TASK:
The entries below should be quoted exactly, with no pictures carried over.

STORED DATA:
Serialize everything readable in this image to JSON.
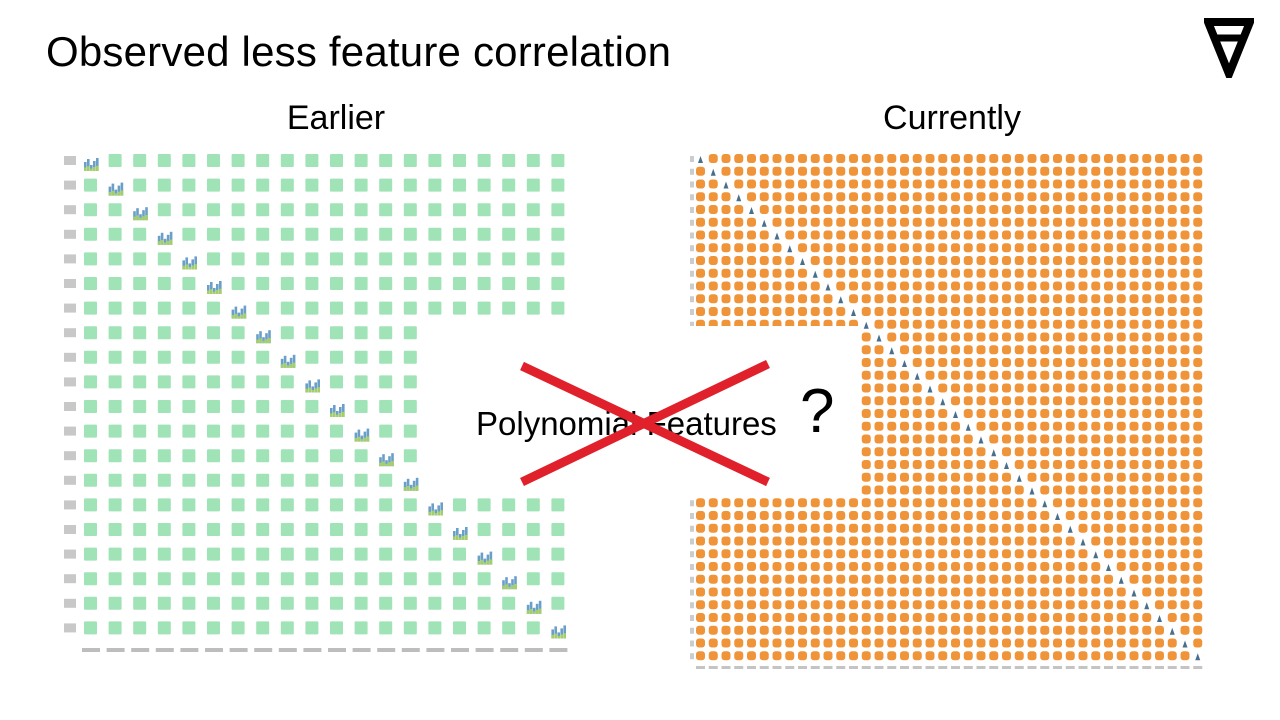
{
  "slide": {
    "title": "Observed less feature correlation",
    "logo_glyph": "A",
    "logo_icon": "inverted-a-logo-icon"
  },
  "panels": {
    "earlier": {
      "heading": "Earlier",
      "grid_size": 20,
      "scatter_color": "#9fe3b6",
      "hist_color": "#6a9fc9",
      "hist_overlay_color": "#a4cf68"
    },
    "currently": {
      "heading": "Currently",
      "grid_size": 40,
      "scatter_color": "#f0943a",
      "hist_color": "#4a6f8a"
    }
  },
  "overlay": {
    "text": "Polynomial Features",
    "question": "?",
    "cross_color": "#e0202a",
    "cross_icon": "red-cross-icon"
  }
}
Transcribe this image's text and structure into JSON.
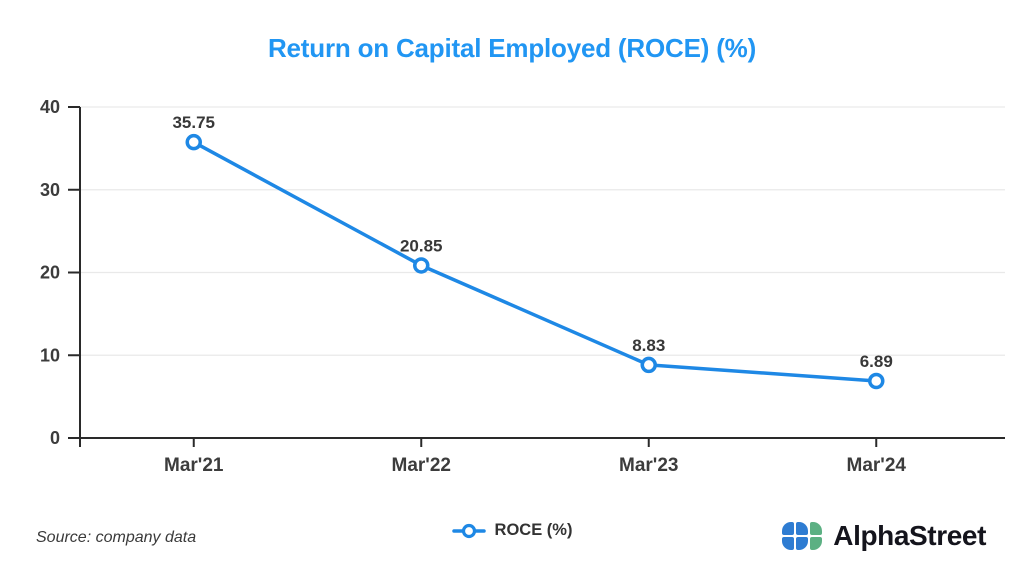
{
  "title": "Return on Capital Employed (ROCE) (%)",
  "source_note": "Source: company data",
  "legend": {
    "label": "ROCE (%)"
  },
  "brand": {
    "name": "AlphaStreet"
  },
  "colors": {
    "title": "#2196f3",
    "line": "#1e88e5",
    "marker_fill": "#ffffff",
    "grid": "#e9e9e9",
    "axis": "#2a2a2a",
    "tick_text": "#3c3c3c",
    "logo_blue": "#2e7cd2",
    "logo_green": "#5cb083"
  },
  "chart_data": {
    "type": "line",
    "categories": [
      "Mar'21",
      "Mar'22",
      "Mar'23",
      "Mar'24"
    ],
    "series": [
      {
        "name": "ROCE (%)",
        "values": [
          35.75,
          20.85,
          8.83,
          6.89
        ],
        "labels": [
          "35.75",
          "20.85",
          "8.83",
          "6.89"
        ]
      }
    ],
    "title": "Return on Capital Employed (ROCE) (%)",
    "xlabel": "",
    "ylabel": "",
    "ylim": [
      0,
      40
    ],
    "yticks": [
      0,
      10,
      20,
      30,
      40
    ],
    "grid": true,
    "legend_position": "bottom"
  }
}
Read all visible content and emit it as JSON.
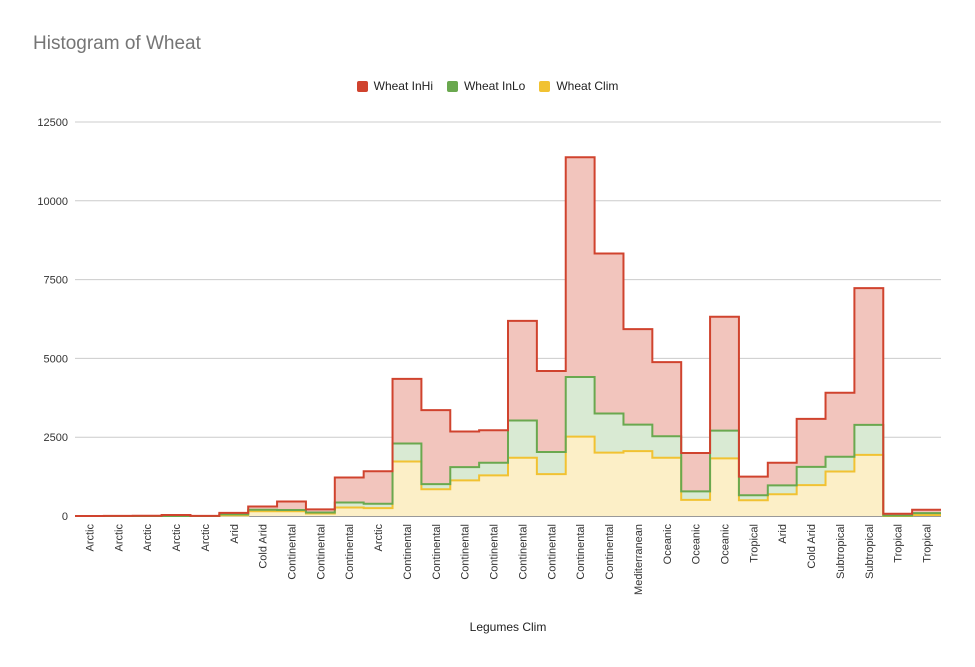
{
  "chart_data": {
    "type": "area",
    "title": "Histogram of Wheat",
    "xlabel": "Legumes Clim",
    "ylabel": "",
    "ylim": [
      0,
      12500
    ],
    "yticks": [
      0,
      2500,
      5000,
      7500,
      10000,
      12500
    ],
    "ytick_labels": [
      "0",
      "2500",
      "5000",
      "7500",
      "10000",
      "12500"
    ],
    "grid": true,
    "legend_position": "top",
    "stacked": true,
    "step": true,
    "categories": [
      "Arctic",
      "Arctic",
      "Arctic",
      "Arctic",
      "Arctic",
      "Arid",
      "Cold Arid",
      "Continental",
      "Continental",
      "Continental",
      "Arctic",
      "Continental",
      "Continental",
      "Continental",
      "Continental",
      "Continental",
      "Continental",
      "Continental",
      "Continental",
      "Mediterranean",
      "Oceanic",
      "Oceanic",
      "Oceanic",
      "Tropical",
      "Arid",
      "Cold Arid",
      "Subtropical",
      "Subtropical",
      "Tropical",
      "Tropical"
    ],
    "series": [
      {
        "name": "Wheat InHi",
        "color": "#d0432e",
        "fill": "#f2c5bd",
        "values": [
          0,
          5,
          8,
          30,
          5,
          50,
          100,
          270,
          100,
          790,
          1030,
          2050,
          2350,
          1130,
          1030,
          3160,
          2570,
          6970,
          5080,
          3030,
          2350,
          1220,
          3610,
          590,
          720,
          1520,
          2030,
          4340,
          60,
          110
        ]
      },
      {
        "name": "Wheat InLo",
        "color": "#6aa84f",
        "fill": "#d9ead3",
        "values": [
          0,
          0,
          0,
          0,
          0,
          30,
          50,
          40,
          30,
          160,
          140,
          570,
          160,
          420,
          400,
          1180,
          700,
          1890,
          1240,
          840,
          680,
          270,
          880,
          160,
          280,
          580,
          470,
          950,
          10,
          60
        ]
      },
      {
        "name": "Wheat Clim",
        "color": "#f1c232",
        "fill": "#fcefc7",
        "values": [
          0,
          0,
          0,
          0,
          0,
          20,
          150,
          150,
          80,
          270,
          250,
          1730,
          850,
          1130,
          1290,
          1850,
          1330,
          2520,
          2010,
          2060,
          1850,
          510,
          1830,
          500,
          690,
          980,
          1410,
          1940,
          0,
          30
        ]
      }
    ]
  }
}
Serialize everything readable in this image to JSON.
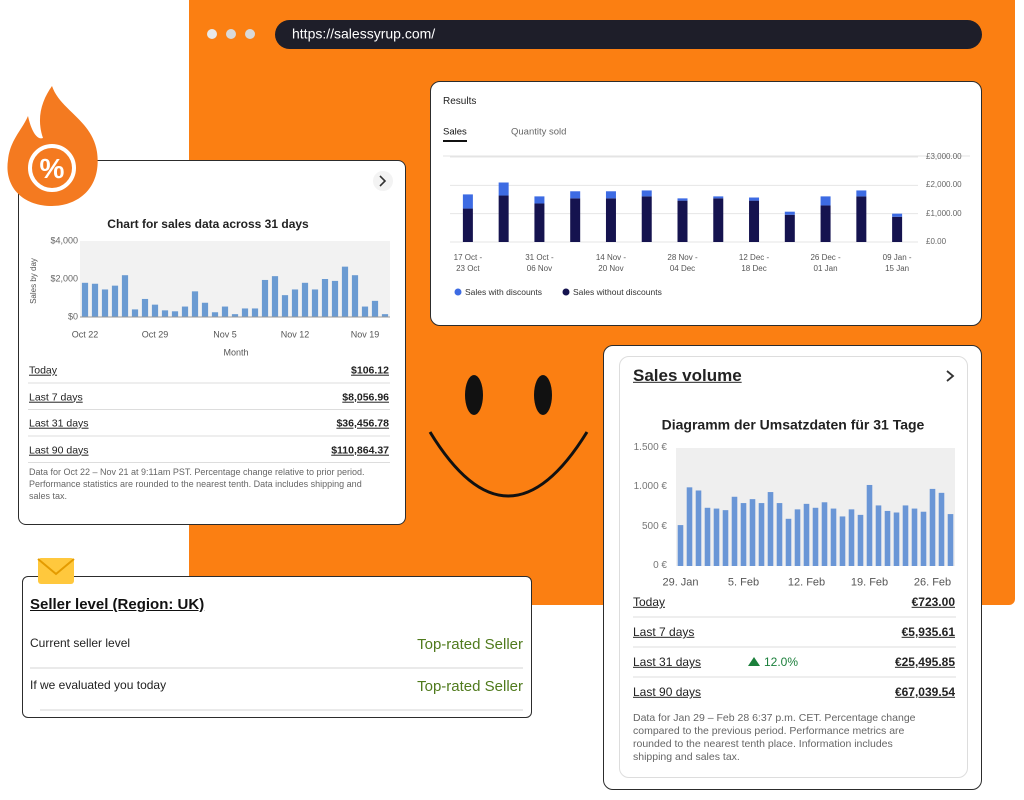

EXERCISE SOLUTION:
Serialize everything readable in this image to JSON.
{
  "slide": {
    "title": "Observed less feature correlation",
    "logo_glyph": "A",
    "logo_icon": "inverted-a-logo-icon"
  },
  "panels": {
    "earlier": {
      "heading": "Earlier",
      "grid_size": 20,
      "scatter_color": "#9fe3b6",
      "hist_color": "#6a9fc9",
      "hist_overlay_color": "#a4cf68"
    },
    "currently": {
      "heading": "Currently",
      "grid_size": 40,
      "scatter_color": "#f0943a",
      "hist_color": "#4a6f8a"
    }
  },
  "overlay": {
    "text": "Polynomial Features",
    "question": "?",
    "cross_color": "#e0202a",
    "cross_icon": "red-cross-icon"
  }
}
Transcribe this image's text and structure into JSON.
{
  "title": "Return on Capital Employed (ROCE) (%)",
  "source_note": "Source: company data",
  "legend": {
    "label": "ROCE (%)"
  },
  "brand": {
    "name": "AlphaStreet"
  },
  "colors": {
    "title": "#2196f3",
    "line": "#1e88e5",
    "marker_fill": "#ffffff",
    "grid": "#e9e9e9",
    "axis": "#2a2a2a",
    "tick_text": "#3c3c3c",
    "logo_blue": "#2e7cd2",
    "logo_green": "#5cb083"
  },
  "chart_data": {
    "type": "line",
    "categories": [
      "Mar'21",
      "Mar'22",
      "Mar'23",
      "Mar'24"
    ],
    "series": [
      {
        "name": "ROCE (%)",
        "values": [
          35.75,
          20.85,
          8.83,
          6.89
        ],
        "labels": [
          "35.75",
          "20.85",
          "8.83",
          "6.89"
        ]
      }
    ],
    "title": "Return on Capital Employed (ROCE) (%)",
    "xlabel": "",
    "ylabel": "",
    "ylim": [
      0,
      40
    ],
    "yticks": [
      0,
      10,
      20,
      30,
      40
    ],
    "grid": true,
    "legend_position": "bottom"
  }
}
Read all visible content and emit it as JSON.
{
  "chart_data": {
    "type": "area",
    "title": "Histogram of Wheat",
    "xlabel": "Legumes Clim",
    "ylabel": "",
    "ylim": [
      0,
      12500
    ],
    "yticks": [
      0,
      2500,
      5000,
      7500,
      10000,
      12500
    ],
    "ytick_labels": [
      "0",
      "2500",
      "5000",
      "7500",
      "10000",
      "12500"
    ],
    "grid": true,
    "legend_position": "top",
    "stacked": true,
    "step": true,
    "categories": [
      "Arctic",
      "Arctic",
      "Arctic",
      "Arctic",
      "Arctic",
      "Arid",
      "Cold Arid",
      "Continental",
      "Continental",
      "Continental",
      "Arctic",
      "Continental",
      "Continental",
      "Continental",
      "Continental",
      "Continental",
      "Continental",
      "Continental",
      "Continental",
      "Mediterranean",
      "Oceanic",
      "Oceanic",
      "Oceanic",
      "Tropical",
      "Arid",
      "Cold Arid",
      "Subtropical",
      "Subtropical",
      "Tropical",
      "Tropical"
    ],
    "series": [
      {
        "name": "Wheat InHi",
        "color": "#d0432e",
        "fill": "#f2c5bd",
        "values": [
          0,
          5,
          8,
          30,
          5,
          50,
          100,
          270,
          100,
          790,
          1030,
          2050,
          2350,
          1130,
          1030,
          3160,
          2570,
          6970,
          5080,
          3030,
          2350,
          1220,
          3610,
          590,
          720,
          1520,
          2030,
          4340,
          60,
          110
        ]
      },
      {
        "name": "Wheat InLo",
        "color": "#6aa84f",
        "fill": "#d9ead3",
        "values": [
          0,
          0,
          0,
          0,
          0,
          30,
          50,
          40,
          30,
          160,
          140,
          570,
          160,
          420,
          400,
          1180,
          700,
          1890,
          1240,
          840,
          680,
          270,
          880,
          160,
          280,
          580,
          470,
          950,
          10,
          60
        ]
      },
      {
        "name": "Wheat Clim",
        "color": "#f1c232",
        "fill": "#fcefc7",
        "values": [
          0,
          0,
          0,
          0,
          0,
          20,
          150,
          150,
          80,
          270,
          250,
          1730,
          850,
          1130,
          1290,
          1850,
          1330,
          2520,
          2010,
          2060,
          1850,
          510,
          1830,
          500,
          690,
          980,
          1410,
          1940,
          0,
          30
        ]
      }
    ]
  }
}
Serialize everything readable in this image to JSON.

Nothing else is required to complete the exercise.